> _WHAT YOU HAVE TO DO_:
Records follow. Copy every line with "title".

(Records from a collection of figures)
■ ■ ■ ■ ■ ■ ■

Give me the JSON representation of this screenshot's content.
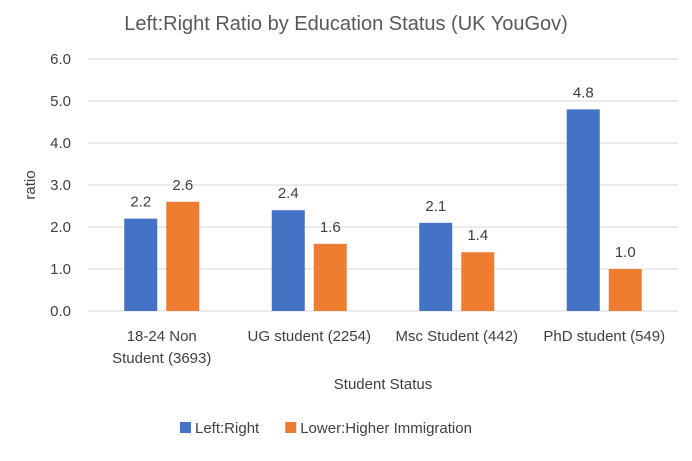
{
  "chart_data": {
    "type": "bar",
    "title": "Left:Right Ratio by Education Status (UK YouGov)",
    "xlabel": "Student Status",
    "ylabel": "ratio",
    "ylim": [
      0,
      6
    ],
    "yticks": [
      "0.0",
      "1.0",
      "2.0",
      "3.0",
      "4.0",
      "5.0",
      "6.0"
    ],
    "categories": [
      [
        "18-24 Non",
        "Student (3693)"
      ],
      [
        "UG student (2254)"
      ],
      [
        "Msc Student (442)"
      ],
      [
        "PhD student (549)"
      ]
    ],
    "series": [
      {
        "name": "Left:Right",
        "color": "#4472C4",
        "values": [
          2.2,
          2.4,
          2.1,
          4.8
        ],
        "labels": [
          "2.2",
          "2.4",
          "2.1",
          "4.8"
        ]
      },
      {
        "name": "Lower:Higher Immigration",
        "color": "#ED7D31",
        "values": [
          2.6,
          1.6,
          1.4,
          1.0
        ],
        "labels": [
          "2.6",
          "1.6",
          "1.4",
          "1.0"
        ]
      }
    ],
    "grid": true,
    "legend_position": "bottom"
  }
}
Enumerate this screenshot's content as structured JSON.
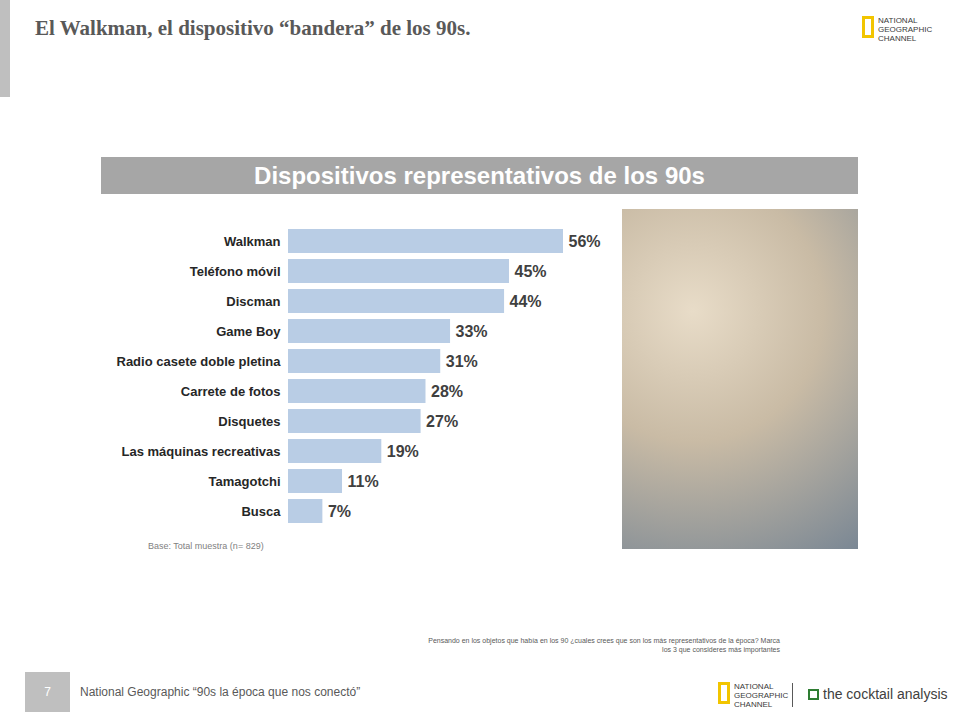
{
  "chart_data": {
    "type": "bar",
    "orientation": "horizontal",
    "title": "Dispositivos representativos de los 90s",
    "categories": [
      "Walkman",
      "Teléfono móvil",
      "Discman",
      "Game Boy",
      "Radio casete doble pletina",
      "Carrete de fotos",
      "Disquetes",
      "Las máquinas recreativas",
      "Tamagotchi",
      "Busca"
    ],
    "values": [
      56,
      45,
      44,
      33,
      31,
      28,
      27,
      19,
      11,
      7
    ],
    "value_labels": [
      "56%",
      "45%",
      "44%",
      "33%",
      "31%",
      "28%",
      "27%",
      "19%",
      "11%",
      "7%"
    ],
    "data_labels": true,
    "tick_labels": "y",
    "color": "#b9cde5",
    "note": "Base: Total muestra (n= 829)"
  },
  "slide": {
    "title": "El Walkman, el dispositivo “bandera” de los 90s.",
    "logo": "NATIONAL GEOGRAPHIC CHANNEL",
    "question": "Pensando en los objetos que había en los 90 ¿cuales crees que son los más representativos de la época? Marca los 3 que consideres más importantes",
    "footer_page": "7",
    "footer_text": "National Geographic “90s la época que nos conectó”",
    "footer_brand": "the cocktail analysis"
  }
}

■ ■ ■ ■ ■ ■ ■

> _OUTPUT BELOW_:
    "title": "Left:Right Ratio by Education Status (UK YouGov)",
    "title": "Dispositivos representativos de los 90s",
    "title": "El Walkman, el dispositivo “bandera” de los 90s.",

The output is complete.